WORK INSTRUCTIONS - For this exercise, repeat all of the material verbatim apart from its images.

A block of data:
####
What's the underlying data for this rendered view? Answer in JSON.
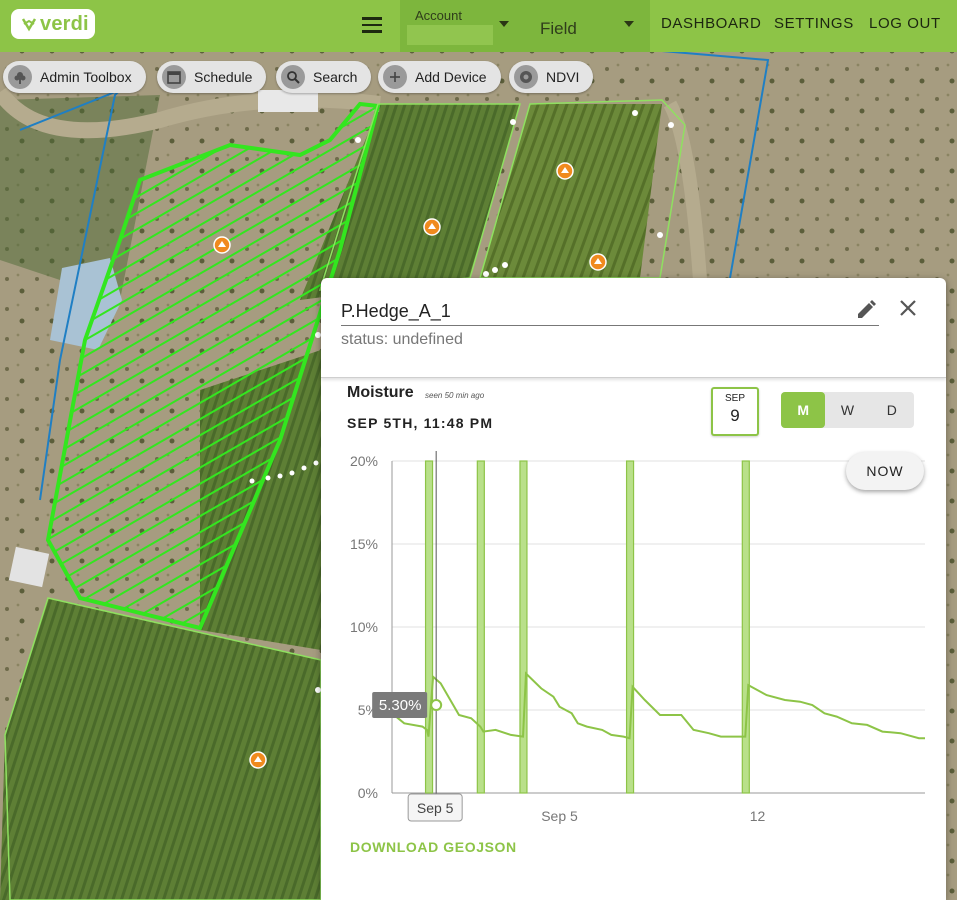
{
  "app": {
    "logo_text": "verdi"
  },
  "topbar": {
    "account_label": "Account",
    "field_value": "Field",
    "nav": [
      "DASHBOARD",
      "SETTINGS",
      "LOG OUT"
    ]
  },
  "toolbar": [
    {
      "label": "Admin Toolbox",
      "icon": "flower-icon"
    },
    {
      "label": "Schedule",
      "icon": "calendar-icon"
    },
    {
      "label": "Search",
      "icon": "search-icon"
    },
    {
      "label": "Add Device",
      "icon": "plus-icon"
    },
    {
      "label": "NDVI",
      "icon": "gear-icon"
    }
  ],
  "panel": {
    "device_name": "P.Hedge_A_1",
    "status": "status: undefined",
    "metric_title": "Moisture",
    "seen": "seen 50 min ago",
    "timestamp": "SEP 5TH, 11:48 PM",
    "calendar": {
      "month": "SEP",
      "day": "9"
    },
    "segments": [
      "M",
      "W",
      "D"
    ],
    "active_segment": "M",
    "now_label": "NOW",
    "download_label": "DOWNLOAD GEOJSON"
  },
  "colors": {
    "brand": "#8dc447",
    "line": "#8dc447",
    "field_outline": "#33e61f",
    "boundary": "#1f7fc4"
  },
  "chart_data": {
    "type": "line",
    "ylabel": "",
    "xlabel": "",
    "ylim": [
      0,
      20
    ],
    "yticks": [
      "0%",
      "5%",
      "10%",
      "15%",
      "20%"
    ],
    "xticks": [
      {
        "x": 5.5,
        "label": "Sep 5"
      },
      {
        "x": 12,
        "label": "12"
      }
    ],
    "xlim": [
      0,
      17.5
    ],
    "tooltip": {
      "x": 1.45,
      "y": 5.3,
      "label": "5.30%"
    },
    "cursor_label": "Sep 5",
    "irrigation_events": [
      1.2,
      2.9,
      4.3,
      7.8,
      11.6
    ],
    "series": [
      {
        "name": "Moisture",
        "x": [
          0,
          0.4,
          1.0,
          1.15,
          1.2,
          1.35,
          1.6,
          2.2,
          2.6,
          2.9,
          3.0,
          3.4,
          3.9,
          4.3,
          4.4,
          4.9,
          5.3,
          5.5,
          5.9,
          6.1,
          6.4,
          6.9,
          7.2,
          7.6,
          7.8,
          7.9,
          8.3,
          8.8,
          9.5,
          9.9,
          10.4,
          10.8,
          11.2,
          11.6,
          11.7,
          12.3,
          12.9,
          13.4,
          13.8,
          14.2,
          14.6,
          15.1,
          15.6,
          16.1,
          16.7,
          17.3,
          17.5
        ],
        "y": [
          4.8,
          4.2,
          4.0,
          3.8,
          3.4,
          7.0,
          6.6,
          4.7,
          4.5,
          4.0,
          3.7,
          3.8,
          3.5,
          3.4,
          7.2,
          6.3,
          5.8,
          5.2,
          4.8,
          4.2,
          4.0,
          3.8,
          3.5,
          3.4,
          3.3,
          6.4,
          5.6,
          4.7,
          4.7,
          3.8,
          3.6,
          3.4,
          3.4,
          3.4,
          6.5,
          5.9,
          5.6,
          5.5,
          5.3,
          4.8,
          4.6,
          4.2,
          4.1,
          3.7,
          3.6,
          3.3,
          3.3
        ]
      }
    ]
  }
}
####
THE RESPONSE -
What's the underlying data for this rendered view? Answer in JSON.
{
  "app": {
    "logo_text": "verdi"
  },
  "topbar": {
    "account_label": "Account",
    "field_value": "Field",
    "nav": [
      "DASHBOARD",
      "SETTINGS",
      "LOG OUT"
    ]
  },
  "toolbar": [
    {
      "label": "Admin Toolbox",
      "icon": "flower-icon"
    },
    {
      "label": "Schedule",
      "icon": "calendar-icon"
    },
    {
      "label": "Search",
      "icon": "search-icon"
    },
    {
      "label": "Add Device",
      "icon": "plus-icon"
    },
    {
      "label": "NDVI",
      "icon": "gear-icon"
    }
  ],
  "panel": {
    "device_name": "P.Hedge_A_1",
    "status": "status: undefined",
    "metric_title": "Moisture",
    "seen": "seen 50 min ago",
    "timestamp": "SEP 5TH, 11:48 PM",
    "calendar": {
      "month": "SEP",
      "day": "9"
    },
    "segments": [
      "M",
      "W",
      "D"
    ],
    "active_segment": "M",
    "now_label": "NOW",
    "download_label": "DOWNLOAD GEOJSON"
  },
  "colors": {
    "brand": "#8dc447",
    "line": "#8dc447",
    "field_outline": "#33e61f",
    "boundary": "#1f7fc4"
  },
  "chart_data": {
    "type": "line",
    "ylabel": "",
    "xlabel": "",
    "ylim": [
      0,
      20
    ],
    "yticks": [
      "0%",
      "5%",
      "10%",
      "15%",
      "20%"
    ],
    "xticks": [
      {
        "x": 5.5,
        "label": "Sep 5"
      },
      {
        "x": 12,
        "label": "12"
      }
    ],
    "xlim": [
      0,
      17.5
    ],
    "tooltip": {
      "x": 1.45,
      "y": 5.3,
      "label": "5.30%"
    },
    "cursor_label": "Sep 5",
    "irrigation_events": [
      1.2,
      2.9,
      4.3,
      7.8,
      11.6
    ],
    "series": [
      {
        "name": "Moisture",
        "x": [
          0,
          0.4,
          1.0,
          1.15,
          1.2,
          1.35,
          1.6,
          2.2,
          2.6,
          2.9,
          3.0,
          3.4,
          3.9,
          4.3,
          4.4,
          4.9,
          5.3,
          5.5,
          5.9,
          6.1,
          6.4,
          6.9,
          7.2,
          7.6,
          7.8,
          7.9,
          8.3,
          8.8,
          9.5,
          9.9,
          10.4,
          10.8,
          11.2,
          11.6,
          11.7,
          12.3,
          12.9,
          13.4,
          13.8,
          14.2,
          14.6,
          15.1,
          15.6,
          16.1,
          16.7,
          17.3,
          17.5
        ],
        "y": [
          4.8,
          4.2,
          4.0,
          3.8,
          3.4,
          7.0,
          6.6,
          4.7,
          4.5,
          4.0,
          3.7,
          3.8,
          3.5,
          3.4,
          7.2,
          6.3,
          5.8,
          5.2,
          4.8,
          4.2,
          4.0,
          3.8,
          3.5,
          3.4,
          3.3,
          6.4,
          5.6,
          4.7,
          4.7,
          3.8,
          3.6,
          3.4,
          3.4,
          3.4,
          6.5,
          5.9,
          5.6,
          5.5,
          5.3,
          4.8,
          4.6,
          4.2,
          4.1,
          3.7,
          3.6,
          3.3,
          3.3
        ]
      }
    ]
  }
}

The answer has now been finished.